— Questions on the material —
1/ Answer these questions using the forum discussion about a wedding invitation.
(a) In the opening lines, what would the writer assume after being invited to look at wedding dresses with the bride?
(b) What question does Blizzard23 say needs to be answered?
(c) Which request does Blizzard23 call "a bit much"?
2/ Pick up the forum discussion about the wedding invitation right after its last sentence and extend it.

— Document text —
──────────

I do think some people who are being adamant that you are unreasonable would feel the same themselves

If I was invited to look at wedding dresses with the bride I would assume I was invited yes

Not getting an invite would smart a little and I would be annoyed at then being asked to do a hired help role

Blizzard23 · 22/04/2023 17:48

This question needs to be answered;

Are any other family friends invited?

If no, then fair enough.
If yes then YADNBU

I think the dog sitting request is a bit much. I think they could have invited you to the evening. I have been invited to friends dc weddings. It’s not unusual, and given your prominence in their lives, I am not surprised you are hurt.

──────────

Dataset items

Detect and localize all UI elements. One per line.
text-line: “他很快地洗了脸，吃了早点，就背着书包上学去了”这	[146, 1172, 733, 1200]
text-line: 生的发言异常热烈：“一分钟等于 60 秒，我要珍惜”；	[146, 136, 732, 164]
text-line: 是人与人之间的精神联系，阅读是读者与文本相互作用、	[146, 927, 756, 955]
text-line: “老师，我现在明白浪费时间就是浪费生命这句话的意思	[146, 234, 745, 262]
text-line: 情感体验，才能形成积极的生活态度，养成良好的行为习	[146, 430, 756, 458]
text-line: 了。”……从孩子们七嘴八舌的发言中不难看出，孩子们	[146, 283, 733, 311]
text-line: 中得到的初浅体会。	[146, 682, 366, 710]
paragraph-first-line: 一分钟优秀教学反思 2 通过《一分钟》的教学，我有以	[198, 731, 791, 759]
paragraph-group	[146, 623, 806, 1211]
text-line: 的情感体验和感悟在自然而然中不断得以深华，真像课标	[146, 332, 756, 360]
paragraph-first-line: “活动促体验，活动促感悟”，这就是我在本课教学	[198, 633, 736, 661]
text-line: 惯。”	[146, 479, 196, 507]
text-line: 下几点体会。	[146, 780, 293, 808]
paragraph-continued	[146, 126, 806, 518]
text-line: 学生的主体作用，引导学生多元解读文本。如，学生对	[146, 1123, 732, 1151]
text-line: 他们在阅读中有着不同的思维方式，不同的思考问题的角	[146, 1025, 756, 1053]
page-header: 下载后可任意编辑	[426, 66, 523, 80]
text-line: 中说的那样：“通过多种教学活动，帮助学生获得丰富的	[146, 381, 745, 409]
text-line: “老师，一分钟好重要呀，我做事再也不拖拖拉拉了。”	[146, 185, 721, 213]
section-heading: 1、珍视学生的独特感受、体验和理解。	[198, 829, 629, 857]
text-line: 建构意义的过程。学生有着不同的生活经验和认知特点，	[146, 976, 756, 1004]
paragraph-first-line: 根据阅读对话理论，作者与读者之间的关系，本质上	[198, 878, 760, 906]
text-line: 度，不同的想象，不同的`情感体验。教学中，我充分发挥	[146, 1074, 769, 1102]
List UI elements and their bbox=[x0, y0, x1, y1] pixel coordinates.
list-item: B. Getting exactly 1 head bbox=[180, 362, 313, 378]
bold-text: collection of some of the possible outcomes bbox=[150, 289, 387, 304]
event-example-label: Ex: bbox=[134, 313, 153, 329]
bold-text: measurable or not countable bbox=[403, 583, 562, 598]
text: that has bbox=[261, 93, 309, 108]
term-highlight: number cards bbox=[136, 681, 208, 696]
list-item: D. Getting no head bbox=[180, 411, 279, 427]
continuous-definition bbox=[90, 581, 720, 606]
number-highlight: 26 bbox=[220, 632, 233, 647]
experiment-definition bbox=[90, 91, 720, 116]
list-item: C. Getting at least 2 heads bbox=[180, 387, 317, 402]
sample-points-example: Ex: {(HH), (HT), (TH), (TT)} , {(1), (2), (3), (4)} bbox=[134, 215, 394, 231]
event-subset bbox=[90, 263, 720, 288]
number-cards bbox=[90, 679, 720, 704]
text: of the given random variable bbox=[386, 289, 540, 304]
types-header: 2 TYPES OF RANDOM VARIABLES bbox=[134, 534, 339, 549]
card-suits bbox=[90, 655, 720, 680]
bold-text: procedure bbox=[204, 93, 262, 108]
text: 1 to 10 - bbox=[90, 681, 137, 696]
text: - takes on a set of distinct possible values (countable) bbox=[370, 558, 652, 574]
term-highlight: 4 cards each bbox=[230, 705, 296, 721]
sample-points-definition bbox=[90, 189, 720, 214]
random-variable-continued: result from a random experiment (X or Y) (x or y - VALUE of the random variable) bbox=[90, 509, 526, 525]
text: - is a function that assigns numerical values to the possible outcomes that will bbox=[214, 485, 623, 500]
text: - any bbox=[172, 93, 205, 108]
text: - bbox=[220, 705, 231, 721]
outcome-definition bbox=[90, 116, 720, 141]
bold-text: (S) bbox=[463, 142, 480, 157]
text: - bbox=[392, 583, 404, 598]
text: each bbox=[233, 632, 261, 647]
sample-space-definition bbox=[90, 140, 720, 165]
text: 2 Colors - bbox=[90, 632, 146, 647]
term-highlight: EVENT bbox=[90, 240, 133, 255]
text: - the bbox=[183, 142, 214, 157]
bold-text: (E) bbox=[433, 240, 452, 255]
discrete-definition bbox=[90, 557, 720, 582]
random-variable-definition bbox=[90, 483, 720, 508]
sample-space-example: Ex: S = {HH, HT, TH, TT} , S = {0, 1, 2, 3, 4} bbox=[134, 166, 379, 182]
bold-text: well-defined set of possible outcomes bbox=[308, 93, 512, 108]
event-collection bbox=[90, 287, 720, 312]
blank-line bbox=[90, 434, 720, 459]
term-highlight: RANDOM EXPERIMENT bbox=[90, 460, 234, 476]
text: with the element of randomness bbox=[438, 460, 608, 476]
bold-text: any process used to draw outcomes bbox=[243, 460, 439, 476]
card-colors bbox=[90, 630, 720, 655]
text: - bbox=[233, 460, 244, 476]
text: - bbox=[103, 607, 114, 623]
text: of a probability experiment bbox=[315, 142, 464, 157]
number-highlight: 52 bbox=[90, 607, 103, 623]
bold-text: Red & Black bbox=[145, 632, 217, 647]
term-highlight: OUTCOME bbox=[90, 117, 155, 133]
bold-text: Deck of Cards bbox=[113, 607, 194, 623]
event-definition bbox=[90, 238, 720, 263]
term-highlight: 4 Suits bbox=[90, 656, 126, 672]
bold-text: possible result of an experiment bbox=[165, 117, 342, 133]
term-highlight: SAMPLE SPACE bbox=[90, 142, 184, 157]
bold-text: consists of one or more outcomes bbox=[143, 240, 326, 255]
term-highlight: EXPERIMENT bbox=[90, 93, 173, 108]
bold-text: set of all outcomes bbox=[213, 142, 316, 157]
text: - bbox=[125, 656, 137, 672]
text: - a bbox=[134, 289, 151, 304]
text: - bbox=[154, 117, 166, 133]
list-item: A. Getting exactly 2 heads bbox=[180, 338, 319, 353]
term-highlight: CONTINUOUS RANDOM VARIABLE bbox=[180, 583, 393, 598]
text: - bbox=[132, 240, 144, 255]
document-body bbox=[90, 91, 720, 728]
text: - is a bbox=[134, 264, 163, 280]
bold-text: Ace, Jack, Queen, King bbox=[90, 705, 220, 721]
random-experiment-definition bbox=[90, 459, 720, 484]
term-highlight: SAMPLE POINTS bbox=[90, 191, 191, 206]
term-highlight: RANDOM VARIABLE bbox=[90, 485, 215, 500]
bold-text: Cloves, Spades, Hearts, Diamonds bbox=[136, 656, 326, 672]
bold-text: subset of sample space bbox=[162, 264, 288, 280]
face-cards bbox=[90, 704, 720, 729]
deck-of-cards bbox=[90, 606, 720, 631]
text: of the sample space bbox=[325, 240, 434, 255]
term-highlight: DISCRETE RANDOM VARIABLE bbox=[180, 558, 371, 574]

──────────

— Solved tasks —
1/
(a) The writer would assume they were invited to the wedding.
(b) Whether any other family friends are invited.
(c) The dog sitting request.

2/
tobee · 22/04/2023 17:48

toddlermum27 · 22/04/2023 17:45

Nobody that is 'good enough' to be invited to the wedding will be good enough to look after the dog... because they'll be at the wedding, yabvu

That's a bit of back to front way of looking at it. Confused

Coffeeandbourbons · 22/04/2023 17:48

Lorrymum · 22/04/2023 17:15

Its the brides not very friendly dog. Have just rung to say I am away for the weekend. I was there when she chose her wedding dress. Provided job references, picked her up from school, babysat when she was small
Im not "enraged" just cheesed off.

Yeah that’s a bit off to be honest, you’re a family friend and sounds like you’ve been quite involved with her life.

CeriB82 · 22/04/2023 17:48

Wanna swap?

my best friend’s daughter is getting married and opted for a small wedding. I offered to look after the bride’s dog.

but i got an invite instead. I really dislike being around people and really want to avoid it. But i cant. I just want the dog

itmustbeexhausting · 22/04/2023 17:49

this is insane. why would you be invited?!

flapjackfairy · 22/04/2023 17:49

this happened to me. My daughter was getting married as was my best friends daughter. We have been friends for 30 yrs and had a lot to do with each others kids. Even had Christmas lunch together etc.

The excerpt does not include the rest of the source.